[Excerpted data]
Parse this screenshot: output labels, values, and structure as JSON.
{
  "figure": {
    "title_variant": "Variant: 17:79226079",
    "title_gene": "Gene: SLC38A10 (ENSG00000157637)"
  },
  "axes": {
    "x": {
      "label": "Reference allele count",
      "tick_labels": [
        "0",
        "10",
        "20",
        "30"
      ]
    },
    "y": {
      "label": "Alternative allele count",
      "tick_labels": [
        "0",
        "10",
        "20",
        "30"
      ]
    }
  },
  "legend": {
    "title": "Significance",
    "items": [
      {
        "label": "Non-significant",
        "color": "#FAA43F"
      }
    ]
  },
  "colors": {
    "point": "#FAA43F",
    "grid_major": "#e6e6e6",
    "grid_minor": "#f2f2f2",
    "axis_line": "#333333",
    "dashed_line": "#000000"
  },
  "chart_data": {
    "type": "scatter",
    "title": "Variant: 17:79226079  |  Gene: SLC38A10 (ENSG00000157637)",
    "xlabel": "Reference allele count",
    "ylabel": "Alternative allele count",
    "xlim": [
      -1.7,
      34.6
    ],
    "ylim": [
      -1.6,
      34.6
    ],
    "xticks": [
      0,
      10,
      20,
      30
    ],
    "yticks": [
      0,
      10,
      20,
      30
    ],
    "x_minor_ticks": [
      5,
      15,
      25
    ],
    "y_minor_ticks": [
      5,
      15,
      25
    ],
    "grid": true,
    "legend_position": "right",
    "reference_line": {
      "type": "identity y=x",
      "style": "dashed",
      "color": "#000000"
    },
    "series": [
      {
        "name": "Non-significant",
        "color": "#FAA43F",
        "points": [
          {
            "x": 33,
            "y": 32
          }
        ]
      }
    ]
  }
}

[Description of the task]
Output the listing above word for word.

[Finished task]
Parse this screenshot: output labels, values, and structure as JSON.
{
  "figure": {
    "title_variant": "Variant: 17:79226079",
    "title_gene": "Gene: SLC38A10 (ENSG00000157637)"
  },
  "axes": {
    "x": {
      "label": "Reference allele count",
      "tick_labels": [
        "0",
        "10",
        "20",
        "30"
      ]
    },
    "y": {
      "label": "Alternative allele count",
      "tick_labels": [
        "0",
        "10",
        "20",
        "30"
      ]
    }
  },
  "legend": {
    "title": "Significance",
    "items": [
      {
        "label": "Non-significant",
        "color": "#FAA43F"
      }
    ]
  },
  "colors": {
    "point": "#FAA43F",
    "grid_major": "#e6e6e6",
    "grid_minor": "#f2f2f2",
    "axis_line": "#333333",
    "dashed_line": "#000000"
  },
  "chart_data": {
    "type": "scatter",
    "title": "Variant: 17:79226079  |  Gene: SLC38A10 (ENSG00000157637)",
    "xlabel": "Reference allele count",
    "ylabel": "Alternative allele count",
    "xlim": [
      -1.7,
      34.6
    ],
    "ylim": [
      -1.6,
      34.6
    ],
    "xticks": [
      0,
      10,
      20,
      30
    ],
    "yticks": [
      0,
      10,
      20,
      30
    ],
    "x_minor_ticks": [
      5,
      15,
      25
    ],
    "y_minor_ticks": [
      5,
      15,
      25
    ],
    "grid": true,
    "legend_position": "right",
    "reference_line": {
      "type": "identity y=x",
      "style": "dashed",
      "color": "#000000"
    },
    "series": [
      {
        "name": "Non-significant",
        "color": "#FAA43F",
        "points": [
          {
            "x": 33,
            "y": 32
          }
        ]
      }
    ]
  }
}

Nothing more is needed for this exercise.